## Short exercise
Output each entry verbatim and exclude every picture from it.
####################
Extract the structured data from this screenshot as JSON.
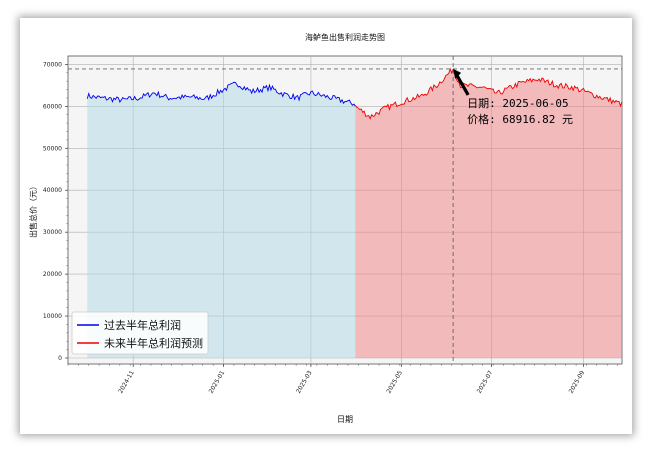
{
  "chart_data": {
    "type": "area",
    "title": "海鲈鱼出售利润走势图",
    "xlabel": "日期",
    "ylabel": "出售总价（元）",
    "ylim": [
      0,
      70000
    ],
    "y_ticks": [
      0,
      10000,
      20000,
      30000,
      40000,
      50000,
      60000,
      70000
    ],
    "x_range": [
      "2024-09-18",
      "2025-09-27"
    ],
    "x_ticks": [
      "2024-11",
      "2025-01",
      "2025-03",
      "2025-05",
      "2025-07",
      "2025-09"
    ],
    "grid": true,
    "legend": "lower-left",
    "reference_line": {
      "value": 68916.82,
      "date": "2025-06-05"
    },
    "annotation": {
      "date_label": "日期: 2025-06-05",
      "price_label": "价格: 68916.82 元",
      "date": "2025-06-05",
      "value": 68916.82
    },
    "series": [
      {
        "name": "过去半年总利润",
        "color": "#0000ee",
        "fill": "#add8e6",
        "x_start": "2024-10-01",
        "x_end": "2025-03-31",
        "keypoints": [
          [
            "2024-10-01",
            62500
          ],
          [
            "2024-10-10",
            62000
          ],
          [
            "2024-10-25",
            61500
          ],
          [
            "2024-11-05",
            62000
          ],
          [
            "2024-11-15",
            63200
          ],
          [
            "2024-11-25",
            62000
          ],
          [
            "2024-12-10",
            62200
          ],
          [
            "2024-12-20",
            61800
          ],
          [
            "2025-01-01",
            64000
          ],
          [
            "2025-01-10",
            65500
          ],
          [
            "2025-01-20",
            63500
          ],
          [
            "2025-02-01",
            64500
          ],
          [
            "2025-02-10",
            63000
          ],
          [
            "2025-02-20",
            62000
          ],
          [
            "2025-03-01",
            63200
          ],
          [
            "2025-03-15",
            62000
          ],
          [
            "2025-03-31",
            60500
          ]
        ]
      },
      {
        "name": "未来半年总利润预测",
        "color": "#ee0000",
        "fill": "#f08080",
        "x_start": "2025-03-31",
        "x_end": "2025-09-27",
        "keypoints": [
          [
            "2025-03-31",
            60000
          ],
          [
            "2025-04-10",
            57500
          ],
          [
            "2025-04-20",
            59500
          ],
          [
            "2025-05-01",
            61000
          ],
          [
            "2025-05-15",
            62500
          ],
          [
            "2025-05-25",
            65000
          ],
          [
            "2025-06-05",
            68916.82
          ],
          [
            "2025-06-10",
            65000
          ],
          [
            "2025-06-25",
            64500
          ],
          [
            "2025-07-05",
            63000
          ],
          [
            "2025-07-20",
            65500
          ],
          [
            "2025-08-01",
            66500
          ],
          [
            "2025-08-15",
            65000
          ],
          [
            "2025-08-25",
            64500
          ],
          [
            "2025-09-10",
            62500
          ],
          [
            "2025-09-27",
            60500
          ]
        ]
      }
    ]
  }
}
####################
## Solution for this task
Extract the structured data from this screenshot as JSON.
{
  "chart_data": {
    "type": "area",
    "title": "海鲈鱼出售利润走势图",
    "xlabel": "日期",
    "ylabel": "出售总价（元）",
    "ylim": [
      0,
      70000
    ],
    "y_ticks": [
      0,
      10000,
      20000,
      30000,
      40000,
      50000,
      60000,
      70000
    ],
    "x_range": [
      "2024-09-18",
      "2025-09-27"
    ],
    "x_ticks": [
      "2024-11",
      "2025-01",
      "2025-03",
      "2025-05",
      "2025-07",
      "2025-09"
    ],
    "grid": true,
    "legend": "lower-left",
    "reference_line": {
      "value": 68916.82,
      "date": "2025-06-05"
    },
    "annotation": {
      "date_label": "日期: 2025-06-05",
      "price_label": "价格: 68916.82 元",
      "date": "2025-06-05",
      "value": 68916.82
    },
    "series": [
      {
        "name": "过去半年总利润",
        "color": "#0000ee",
        "fill": "#add8e6",
        "x_start": "2024-10-01",
        "x_end": "2025-03-31",
        "keypoints": [
          [
            "2024-10-01",
            62500
          ],
          [
            "2024-10-10",
            62000
          ],
          [
            "2024-10-25",
            61500
          ],
          [
            "2024-11-05",
            62000
          ],
          [
            "2024-11-15",
            63200
          ],
          [
            "2024-11-25",
            62000
          ],
          [
            "2024-12-10",
            62200
          ],
          [
            "2024-12-20",
            61800
          ],
          [
            "2025-01-01",
            64000
          ],
          [
            "2025-01-10",
            65500
          ],
          [
            "2025-01-20",
            63500
          ],
          [
            "2025-02-01",
            64500
          ],
          [
            "2025-02-10",
            63000
          ],
          [
            "2025-02-20",
            62000
          ],
          [
            "2025-03-01",
            63200
          ],
          [
            "2025-03-15",
            62000
          ],
          [
            "2025-03-31",
            60500
          ]
        ]
      },
      {
        "name": "未来半年总利润预测",
        "color": "#ee0000",
        "fill": "#f08080",
        "x_start": "2025-03-31",
        "x_end": "2025-09-27",
        "keypoints": [
          [
            "2025-03-31",
            60000
          ],
          [
            "2025-04-10",
            57500
          ],
          [
            "2025-04-20",
            59500
          ],
          [
            "2025-05-01",
            61000
          ],
          [
            "2025-05-15",
            62500
          ],
          [
            "2025-05-25",
            65000
          ],
          [
            "2025-06-05",
            68916.82
          ],
          [
            "2025-06-10",
            65000
          ],
          [
            "2025-06-25",
            64500
          ],
          [
            "2025-07-05",
            63000
          ],
          [
            "2025-07-20",
            65500
          ],
          [
            "2025-08-01",
            66500
          ],
          [
            "2025-08-15",
            65000
          ],
          [
            "2025-08-25",
            64500
          ],
          [
            "2025-09-10",
            62500
          ],
          [
            "2025-09-27",
            60500
          ]
        ]
      }
    ]
  }
}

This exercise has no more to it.